- **To be done**
Convert the listing's lines into a numbered list. Start at its first line, end with the line containing "378, 94, 393]", and include that line. Omit any blank lines.
>> START Recorded information
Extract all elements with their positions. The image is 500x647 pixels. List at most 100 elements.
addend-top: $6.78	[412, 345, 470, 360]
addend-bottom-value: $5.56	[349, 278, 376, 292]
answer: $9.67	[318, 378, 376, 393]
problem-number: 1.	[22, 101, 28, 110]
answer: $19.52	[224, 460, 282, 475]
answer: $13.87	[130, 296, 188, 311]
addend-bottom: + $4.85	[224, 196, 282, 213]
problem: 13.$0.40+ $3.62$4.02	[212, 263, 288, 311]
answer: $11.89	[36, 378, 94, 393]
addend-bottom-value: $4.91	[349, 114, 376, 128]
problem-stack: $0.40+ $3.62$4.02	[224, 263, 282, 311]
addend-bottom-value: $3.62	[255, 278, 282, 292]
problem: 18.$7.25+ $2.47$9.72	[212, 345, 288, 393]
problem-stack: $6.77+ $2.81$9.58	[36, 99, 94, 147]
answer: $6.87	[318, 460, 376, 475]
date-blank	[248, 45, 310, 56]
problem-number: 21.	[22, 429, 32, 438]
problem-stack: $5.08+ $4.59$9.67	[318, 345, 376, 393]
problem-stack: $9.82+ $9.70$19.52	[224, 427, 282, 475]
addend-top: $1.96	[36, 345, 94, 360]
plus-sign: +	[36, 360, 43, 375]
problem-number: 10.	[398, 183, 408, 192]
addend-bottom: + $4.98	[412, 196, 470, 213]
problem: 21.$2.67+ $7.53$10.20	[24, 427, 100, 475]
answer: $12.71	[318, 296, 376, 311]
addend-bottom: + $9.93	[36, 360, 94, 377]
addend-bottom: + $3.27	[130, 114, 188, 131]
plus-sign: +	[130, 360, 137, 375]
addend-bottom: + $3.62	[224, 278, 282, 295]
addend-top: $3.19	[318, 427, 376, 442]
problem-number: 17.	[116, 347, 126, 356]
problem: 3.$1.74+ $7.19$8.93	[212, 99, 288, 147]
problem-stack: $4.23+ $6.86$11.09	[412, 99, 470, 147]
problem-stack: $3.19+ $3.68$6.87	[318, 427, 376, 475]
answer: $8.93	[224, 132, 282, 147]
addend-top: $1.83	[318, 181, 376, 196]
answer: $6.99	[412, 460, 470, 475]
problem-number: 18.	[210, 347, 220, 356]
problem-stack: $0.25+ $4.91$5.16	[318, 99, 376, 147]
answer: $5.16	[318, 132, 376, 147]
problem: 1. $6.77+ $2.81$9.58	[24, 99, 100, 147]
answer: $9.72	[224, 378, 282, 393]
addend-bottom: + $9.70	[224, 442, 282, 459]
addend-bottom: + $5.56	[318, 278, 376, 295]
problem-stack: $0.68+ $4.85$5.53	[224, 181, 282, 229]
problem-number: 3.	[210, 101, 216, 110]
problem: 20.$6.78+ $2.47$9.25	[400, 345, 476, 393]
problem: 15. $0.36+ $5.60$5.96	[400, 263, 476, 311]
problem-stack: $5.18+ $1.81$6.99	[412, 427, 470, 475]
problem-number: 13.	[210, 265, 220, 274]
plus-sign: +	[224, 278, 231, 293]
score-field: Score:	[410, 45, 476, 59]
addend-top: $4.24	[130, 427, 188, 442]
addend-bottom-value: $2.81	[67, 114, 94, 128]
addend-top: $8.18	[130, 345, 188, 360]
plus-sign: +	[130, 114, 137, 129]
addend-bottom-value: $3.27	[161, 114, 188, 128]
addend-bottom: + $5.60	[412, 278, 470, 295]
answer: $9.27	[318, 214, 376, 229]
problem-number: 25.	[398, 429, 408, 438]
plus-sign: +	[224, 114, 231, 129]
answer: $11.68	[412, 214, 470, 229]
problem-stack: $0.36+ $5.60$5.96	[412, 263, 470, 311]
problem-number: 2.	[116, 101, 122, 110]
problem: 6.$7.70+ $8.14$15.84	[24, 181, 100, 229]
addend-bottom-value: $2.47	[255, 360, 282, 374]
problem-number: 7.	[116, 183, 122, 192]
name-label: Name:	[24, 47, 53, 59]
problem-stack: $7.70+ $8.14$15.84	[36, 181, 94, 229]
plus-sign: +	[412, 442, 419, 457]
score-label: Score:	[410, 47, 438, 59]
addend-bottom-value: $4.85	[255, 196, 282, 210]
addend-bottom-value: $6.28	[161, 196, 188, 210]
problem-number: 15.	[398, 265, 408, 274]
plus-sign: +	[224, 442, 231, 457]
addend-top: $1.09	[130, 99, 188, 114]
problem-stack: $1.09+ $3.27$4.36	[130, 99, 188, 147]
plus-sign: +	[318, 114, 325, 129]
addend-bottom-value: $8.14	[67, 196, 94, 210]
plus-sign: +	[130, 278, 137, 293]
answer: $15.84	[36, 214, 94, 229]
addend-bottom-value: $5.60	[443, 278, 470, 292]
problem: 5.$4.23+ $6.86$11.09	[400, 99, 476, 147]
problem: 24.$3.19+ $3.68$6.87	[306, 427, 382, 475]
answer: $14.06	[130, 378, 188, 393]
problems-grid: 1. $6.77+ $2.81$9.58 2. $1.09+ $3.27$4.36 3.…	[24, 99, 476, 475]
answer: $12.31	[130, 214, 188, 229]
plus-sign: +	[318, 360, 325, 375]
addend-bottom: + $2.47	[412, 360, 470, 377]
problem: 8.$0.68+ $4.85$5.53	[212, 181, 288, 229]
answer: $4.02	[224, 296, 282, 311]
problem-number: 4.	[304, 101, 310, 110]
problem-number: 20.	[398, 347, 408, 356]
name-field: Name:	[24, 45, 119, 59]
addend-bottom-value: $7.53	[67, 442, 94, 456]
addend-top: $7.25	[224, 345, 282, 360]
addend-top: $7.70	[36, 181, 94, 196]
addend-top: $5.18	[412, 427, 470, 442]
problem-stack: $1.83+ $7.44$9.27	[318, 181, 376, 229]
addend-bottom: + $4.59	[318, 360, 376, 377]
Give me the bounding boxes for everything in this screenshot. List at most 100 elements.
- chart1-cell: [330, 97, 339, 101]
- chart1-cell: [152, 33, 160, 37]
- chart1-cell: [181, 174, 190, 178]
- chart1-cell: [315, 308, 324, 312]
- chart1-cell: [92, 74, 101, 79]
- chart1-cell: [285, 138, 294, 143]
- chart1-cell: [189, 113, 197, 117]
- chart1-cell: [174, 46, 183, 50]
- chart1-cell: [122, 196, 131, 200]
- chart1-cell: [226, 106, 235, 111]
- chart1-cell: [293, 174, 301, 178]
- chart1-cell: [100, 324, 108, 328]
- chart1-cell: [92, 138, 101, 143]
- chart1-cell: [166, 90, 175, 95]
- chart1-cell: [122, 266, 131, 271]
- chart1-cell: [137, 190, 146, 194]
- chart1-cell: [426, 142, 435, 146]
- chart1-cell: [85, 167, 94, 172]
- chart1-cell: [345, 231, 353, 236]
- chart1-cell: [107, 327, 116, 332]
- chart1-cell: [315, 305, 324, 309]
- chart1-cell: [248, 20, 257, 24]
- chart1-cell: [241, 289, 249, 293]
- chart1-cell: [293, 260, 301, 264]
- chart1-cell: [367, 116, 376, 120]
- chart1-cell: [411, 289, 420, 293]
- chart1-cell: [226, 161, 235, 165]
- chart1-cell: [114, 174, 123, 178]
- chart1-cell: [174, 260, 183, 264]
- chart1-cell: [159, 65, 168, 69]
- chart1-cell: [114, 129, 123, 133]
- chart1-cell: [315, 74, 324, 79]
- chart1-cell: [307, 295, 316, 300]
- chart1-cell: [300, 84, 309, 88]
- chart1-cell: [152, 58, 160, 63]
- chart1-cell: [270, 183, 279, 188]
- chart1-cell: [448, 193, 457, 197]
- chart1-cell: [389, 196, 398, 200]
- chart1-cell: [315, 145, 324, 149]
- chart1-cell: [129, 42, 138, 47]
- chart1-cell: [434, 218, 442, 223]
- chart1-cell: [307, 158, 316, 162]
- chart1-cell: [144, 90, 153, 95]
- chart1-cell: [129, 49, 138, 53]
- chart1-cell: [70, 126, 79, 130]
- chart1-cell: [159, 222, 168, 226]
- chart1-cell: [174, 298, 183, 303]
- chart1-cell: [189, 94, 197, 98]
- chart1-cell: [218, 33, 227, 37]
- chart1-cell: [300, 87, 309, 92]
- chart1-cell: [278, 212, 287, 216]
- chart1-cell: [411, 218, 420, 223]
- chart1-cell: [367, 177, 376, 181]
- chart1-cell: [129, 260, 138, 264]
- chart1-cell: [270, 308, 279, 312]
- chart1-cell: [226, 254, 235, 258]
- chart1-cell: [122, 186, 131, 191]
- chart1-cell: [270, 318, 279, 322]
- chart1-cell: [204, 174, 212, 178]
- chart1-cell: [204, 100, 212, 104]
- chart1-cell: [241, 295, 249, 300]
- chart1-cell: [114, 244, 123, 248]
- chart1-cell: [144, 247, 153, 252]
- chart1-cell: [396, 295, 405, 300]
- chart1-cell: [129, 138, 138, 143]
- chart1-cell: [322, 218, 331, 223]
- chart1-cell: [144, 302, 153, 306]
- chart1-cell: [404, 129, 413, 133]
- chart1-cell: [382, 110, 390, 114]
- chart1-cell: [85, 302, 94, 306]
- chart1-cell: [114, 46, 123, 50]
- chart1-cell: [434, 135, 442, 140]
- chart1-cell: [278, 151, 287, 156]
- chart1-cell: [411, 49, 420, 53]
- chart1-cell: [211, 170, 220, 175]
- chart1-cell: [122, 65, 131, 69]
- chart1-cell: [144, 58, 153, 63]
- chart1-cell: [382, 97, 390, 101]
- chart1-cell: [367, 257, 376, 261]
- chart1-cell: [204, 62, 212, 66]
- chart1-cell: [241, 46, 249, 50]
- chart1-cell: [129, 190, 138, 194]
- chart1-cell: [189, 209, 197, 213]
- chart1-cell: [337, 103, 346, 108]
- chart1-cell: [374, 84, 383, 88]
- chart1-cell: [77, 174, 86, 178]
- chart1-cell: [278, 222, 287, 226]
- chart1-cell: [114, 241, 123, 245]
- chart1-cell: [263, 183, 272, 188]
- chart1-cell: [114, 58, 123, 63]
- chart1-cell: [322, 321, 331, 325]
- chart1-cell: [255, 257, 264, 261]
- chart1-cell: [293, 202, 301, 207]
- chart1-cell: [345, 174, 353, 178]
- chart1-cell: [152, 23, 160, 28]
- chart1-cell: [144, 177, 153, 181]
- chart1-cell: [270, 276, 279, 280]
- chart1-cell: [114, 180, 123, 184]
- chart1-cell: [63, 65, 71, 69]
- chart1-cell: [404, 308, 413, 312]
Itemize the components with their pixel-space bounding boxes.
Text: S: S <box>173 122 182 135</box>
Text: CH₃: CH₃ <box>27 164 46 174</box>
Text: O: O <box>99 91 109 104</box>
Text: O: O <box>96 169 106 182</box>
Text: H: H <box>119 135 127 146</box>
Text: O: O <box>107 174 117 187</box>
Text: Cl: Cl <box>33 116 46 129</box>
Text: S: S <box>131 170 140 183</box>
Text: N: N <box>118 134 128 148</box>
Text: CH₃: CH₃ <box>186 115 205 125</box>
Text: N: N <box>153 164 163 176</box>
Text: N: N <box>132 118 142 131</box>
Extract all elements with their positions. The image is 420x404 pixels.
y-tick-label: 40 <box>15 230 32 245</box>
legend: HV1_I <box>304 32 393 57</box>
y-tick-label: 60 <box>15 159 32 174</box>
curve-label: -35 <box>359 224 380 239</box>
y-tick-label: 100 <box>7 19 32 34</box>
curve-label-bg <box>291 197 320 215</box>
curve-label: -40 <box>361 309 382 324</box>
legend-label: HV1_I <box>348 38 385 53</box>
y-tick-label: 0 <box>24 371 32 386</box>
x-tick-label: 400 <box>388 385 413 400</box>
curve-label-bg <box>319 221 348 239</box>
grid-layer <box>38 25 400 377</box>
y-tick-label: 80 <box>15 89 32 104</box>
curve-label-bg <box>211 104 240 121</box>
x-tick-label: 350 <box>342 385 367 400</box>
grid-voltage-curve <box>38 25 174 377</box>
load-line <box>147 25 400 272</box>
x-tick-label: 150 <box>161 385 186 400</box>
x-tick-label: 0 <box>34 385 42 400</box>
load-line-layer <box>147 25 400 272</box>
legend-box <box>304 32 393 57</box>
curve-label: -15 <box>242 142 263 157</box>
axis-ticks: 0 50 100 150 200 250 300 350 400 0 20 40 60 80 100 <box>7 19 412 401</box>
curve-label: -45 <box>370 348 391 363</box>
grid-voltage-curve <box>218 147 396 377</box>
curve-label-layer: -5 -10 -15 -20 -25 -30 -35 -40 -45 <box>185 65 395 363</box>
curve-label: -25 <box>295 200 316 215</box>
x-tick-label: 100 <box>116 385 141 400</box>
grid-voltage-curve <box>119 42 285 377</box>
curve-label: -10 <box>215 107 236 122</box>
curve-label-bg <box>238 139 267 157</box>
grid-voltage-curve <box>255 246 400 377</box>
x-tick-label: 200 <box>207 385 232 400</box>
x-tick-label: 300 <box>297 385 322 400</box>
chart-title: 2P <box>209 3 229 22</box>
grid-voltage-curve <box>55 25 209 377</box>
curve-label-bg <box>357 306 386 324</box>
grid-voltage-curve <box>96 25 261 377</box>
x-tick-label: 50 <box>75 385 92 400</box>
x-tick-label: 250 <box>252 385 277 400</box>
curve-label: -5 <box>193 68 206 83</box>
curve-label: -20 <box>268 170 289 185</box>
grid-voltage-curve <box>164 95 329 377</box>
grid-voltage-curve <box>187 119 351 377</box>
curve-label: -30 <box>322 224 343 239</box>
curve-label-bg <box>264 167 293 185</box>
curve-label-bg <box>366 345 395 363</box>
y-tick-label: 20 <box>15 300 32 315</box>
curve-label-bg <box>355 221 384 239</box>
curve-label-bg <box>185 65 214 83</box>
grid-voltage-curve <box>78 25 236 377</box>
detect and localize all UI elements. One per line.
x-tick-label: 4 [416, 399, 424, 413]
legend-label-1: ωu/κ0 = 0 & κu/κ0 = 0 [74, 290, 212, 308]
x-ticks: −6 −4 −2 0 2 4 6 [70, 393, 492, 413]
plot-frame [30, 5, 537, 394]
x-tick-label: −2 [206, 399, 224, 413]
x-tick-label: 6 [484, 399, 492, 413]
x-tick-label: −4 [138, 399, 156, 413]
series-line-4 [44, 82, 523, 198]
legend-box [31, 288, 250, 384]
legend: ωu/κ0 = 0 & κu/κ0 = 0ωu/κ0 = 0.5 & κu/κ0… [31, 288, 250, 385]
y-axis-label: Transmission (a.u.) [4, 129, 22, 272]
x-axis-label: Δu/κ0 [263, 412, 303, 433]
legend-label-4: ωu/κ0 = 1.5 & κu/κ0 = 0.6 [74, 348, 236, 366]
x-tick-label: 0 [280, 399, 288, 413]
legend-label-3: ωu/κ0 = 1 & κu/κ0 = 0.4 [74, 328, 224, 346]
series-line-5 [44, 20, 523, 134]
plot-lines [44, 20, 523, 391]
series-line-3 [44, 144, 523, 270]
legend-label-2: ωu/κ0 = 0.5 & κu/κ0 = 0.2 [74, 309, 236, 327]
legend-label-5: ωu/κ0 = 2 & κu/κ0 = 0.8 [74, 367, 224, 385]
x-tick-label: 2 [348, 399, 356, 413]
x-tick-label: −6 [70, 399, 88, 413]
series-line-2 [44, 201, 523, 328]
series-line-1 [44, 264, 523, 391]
>> END Recorded information
- **Written solution**
1. Extract all elements with their positions. The image is 500x647 pixels. List at most 100 elements.
2. addend-top: $6.78	[412, 345, 470, 360]
3. addend-bottom-value: $5.56	[349, 278, 376, 292]
4. answer: $9.67	[318, 378, 376, 393]
5. problem-number: 1.	[22, 101, 28, 110]
6. answer: $19.52	[224, 460, 282, 475]
7. answer: $13.87	[130, 296, 188, 311]
8. addend-bottom: + $4.85	[224, 196, 282, 213]
9. problem: 13.$0.40+ $3.62$4.02	[212, 263, 288, 311]
10. answer: $11.89	[36, 378, 94, 393]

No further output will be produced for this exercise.